Data records:
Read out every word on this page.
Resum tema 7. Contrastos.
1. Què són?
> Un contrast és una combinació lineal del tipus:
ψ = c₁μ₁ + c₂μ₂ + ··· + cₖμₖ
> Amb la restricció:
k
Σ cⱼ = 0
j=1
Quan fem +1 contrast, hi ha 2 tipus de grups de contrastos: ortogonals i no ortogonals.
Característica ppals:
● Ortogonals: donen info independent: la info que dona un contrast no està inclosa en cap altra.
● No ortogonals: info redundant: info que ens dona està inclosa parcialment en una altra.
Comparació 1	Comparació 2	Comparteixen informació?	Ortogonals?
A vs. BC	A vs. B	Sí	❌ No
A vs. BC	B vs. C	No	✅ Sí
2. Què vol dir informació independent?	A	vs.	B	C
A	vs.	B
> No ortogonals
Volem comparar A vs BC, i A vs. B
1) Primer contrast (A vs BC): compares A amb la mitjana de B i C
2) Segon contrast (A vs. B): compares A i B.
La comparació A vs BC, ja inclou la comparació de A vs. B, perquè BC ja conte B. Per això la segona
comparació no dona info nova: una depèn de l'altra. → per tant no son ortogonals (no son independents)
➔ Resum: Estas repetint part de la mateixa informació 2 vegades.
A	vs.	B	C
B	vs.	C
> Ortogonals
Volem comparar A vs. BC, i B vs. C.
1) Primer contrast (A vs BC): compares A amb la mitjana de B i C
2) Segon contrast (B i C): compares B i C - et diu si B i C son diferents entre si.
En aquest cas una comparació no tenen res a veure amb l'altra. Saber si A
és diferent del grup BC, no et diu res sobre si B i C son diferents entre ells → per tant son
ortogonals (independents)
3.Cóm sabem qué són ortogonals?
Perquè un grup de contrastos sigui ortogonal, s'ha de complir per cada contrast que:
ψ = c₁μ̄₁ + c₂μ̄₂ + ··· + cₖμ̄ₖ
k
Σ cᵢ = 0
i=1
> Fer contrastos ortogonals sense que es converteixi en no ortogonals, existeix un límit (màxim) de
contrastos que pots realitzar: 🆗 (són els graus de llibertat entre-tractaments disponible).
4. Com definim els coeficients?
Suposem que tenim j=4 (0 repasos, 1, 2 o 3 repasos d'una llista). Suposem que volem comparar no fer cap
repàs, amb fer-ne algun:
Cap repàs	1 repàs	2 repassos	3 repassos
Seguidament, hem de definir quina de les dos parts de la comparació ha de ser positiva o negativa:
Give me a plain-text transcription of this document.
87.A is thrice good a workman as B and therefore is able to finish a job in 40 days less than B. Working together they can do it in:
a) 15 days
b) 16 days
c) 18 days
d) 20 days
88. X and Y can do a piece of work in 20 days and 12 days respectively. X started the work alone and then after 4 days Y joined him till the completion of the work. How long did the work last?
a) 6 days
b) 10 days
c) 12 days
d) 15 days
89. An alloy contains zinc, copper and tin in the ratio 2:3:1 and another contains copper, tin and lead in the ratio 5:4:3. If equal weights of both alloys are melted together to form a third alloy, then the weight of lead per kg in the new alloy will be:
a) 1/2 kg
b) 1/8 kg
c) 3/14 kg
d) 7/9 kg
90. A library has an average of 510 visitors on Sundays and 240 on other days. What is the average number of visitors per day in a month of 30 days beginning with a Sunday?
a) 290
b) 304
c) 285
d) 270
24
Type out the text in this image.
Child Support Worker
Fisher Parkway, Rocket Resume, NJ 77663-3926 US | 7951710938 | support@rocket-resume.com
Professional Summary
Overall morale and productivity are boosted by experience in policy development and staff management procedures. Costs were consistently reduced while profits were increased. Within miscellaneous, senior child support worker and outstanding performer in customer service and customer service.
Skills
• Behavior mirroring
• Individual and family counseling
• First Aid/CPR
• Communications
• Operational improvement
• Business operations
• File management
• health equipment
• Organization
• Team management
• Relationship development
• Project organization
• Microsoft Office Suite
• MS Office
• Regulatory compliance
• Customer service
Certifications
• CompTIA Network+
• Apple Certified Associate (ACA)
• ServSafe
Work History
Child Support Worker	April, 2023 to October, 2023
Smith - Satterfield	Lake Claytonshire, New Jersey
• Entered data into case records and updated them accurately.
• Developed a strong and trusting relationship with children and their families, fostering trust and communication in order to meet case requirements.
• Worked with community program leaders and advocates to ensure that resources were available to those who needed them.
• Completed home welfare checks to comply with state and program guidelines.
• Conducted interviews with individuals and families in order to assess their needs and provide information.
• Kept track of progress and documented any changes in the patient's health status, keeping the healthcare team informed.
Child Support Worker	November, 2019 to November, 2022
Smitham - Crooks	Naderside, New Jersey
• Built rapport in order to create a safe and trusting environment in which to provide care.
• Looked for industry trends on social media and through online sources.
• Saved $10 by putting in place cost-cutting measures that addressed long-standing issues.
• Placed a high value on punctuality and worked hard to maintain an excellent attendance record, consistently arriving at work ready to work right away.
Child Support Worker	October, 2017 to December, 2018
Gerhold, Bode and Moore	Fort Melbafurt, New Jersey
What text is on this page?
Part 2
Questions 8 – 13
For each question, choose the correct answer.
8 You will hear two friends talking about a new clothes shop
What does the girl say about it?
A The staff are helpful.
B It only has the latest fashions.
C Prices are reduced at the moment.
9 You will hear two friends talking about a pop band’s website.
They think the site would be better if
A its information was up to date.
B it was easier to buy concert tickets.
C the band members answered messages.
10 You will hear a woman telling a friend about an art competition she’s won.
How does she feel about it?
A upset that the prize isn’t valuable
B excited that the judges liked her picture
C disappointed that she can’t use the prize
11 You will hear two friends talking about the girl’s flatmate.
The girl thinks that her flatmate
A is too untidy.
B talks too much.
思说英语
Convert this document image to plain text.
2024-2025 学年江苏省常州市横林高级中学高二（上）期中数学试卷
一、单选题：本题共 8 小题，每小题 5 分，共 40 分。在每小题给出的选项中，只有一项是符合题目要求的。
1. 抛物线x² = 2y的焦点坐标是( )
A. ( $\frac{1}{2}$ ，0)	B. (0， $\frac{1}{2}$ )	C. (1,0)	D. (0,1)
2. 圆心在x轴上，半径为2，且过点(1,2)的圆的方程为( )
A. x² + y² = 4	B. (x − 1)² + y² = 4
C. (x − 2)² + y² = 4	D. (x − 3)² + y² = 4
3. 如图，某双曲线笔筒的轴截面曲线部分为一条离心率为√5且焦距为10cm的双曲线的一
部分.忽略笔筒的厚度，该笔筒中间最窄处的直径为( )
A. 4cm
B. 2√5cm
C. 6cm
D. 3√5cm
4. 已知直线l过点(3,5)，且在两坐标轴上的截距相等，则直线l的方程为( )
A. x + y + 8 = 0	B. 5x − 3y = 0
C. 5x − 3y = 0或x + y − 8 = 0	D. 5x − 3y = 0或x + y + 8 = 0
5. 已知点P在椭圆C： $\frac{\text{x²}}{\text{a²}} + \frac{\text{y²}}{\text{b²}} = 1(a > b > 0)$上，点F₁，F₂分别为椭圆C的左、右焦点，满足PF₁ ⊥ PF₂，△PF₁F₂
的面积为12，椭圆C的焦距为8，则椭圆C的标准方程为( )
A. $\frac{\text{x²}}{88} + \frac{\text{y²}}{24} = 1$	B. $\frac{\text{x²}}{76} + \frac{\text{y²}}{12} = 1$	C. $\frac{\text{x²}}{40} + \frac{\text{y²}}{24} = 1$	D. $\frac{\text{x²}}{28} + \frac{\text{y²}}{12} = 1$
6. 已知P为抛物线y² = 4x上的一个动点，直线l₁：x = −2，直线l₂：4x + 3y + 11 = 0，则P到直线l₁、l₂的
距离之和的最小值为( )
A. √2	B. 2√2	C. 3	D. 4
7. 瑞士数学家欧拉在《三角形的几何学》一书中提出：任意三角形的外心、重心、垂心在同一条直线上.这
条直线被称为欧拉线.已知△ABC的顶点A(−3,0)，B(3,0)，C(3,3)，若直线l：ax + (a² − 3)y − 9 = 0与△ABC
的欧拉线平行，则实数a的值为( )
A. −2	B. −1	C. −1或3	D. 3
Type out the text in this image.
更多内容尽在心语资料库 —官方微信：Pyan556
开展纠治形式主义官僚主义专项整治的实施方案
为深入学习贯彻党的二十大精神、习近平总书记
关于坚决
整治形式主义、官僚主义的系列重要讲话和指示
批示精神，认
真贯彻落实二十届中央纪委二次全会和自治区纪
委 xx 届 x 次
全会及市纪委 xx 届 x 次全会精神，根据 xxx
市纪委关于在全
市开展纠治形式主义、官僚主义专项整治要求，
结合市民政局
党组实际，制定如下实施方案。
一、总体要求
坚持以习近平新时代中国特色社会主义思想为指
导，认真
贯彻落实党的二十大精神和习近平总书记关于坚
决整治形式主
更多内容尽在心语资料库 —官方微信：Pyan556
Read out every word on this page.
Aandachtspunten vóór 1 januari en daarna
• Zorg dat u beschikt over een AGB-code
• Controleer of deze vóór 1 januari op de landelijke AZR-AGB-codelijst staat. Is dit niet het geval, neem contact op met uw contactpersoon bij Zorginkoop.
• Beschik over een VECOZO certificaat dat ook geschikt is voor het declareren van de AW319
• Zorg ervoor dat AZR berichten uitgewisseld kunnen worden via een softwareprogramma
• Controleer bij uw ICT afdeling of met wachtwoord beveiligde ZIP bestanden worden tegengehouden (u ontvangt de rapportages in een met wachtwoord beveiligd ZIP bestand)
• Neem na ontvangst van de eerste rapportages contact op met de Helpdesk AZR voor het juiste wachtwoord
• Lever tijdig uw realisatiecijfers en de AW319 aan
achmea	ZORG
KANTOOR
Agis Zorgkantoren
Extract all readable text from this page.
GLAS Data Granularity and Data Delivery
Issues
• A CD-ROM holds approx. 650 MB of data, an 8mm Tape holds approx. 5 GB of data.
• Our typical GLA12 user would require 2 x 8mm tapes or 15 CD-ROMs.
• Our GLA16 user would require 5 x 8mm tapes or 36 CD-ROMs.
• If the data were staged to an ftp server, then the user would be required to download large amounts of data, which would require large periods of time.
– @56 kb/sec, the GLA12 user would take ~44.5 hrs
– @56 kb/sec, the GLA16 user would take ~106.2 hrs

Instructions to follow: What is the number of lines in this material that hold the string "repàs"? Answer with that number only.

The output: 2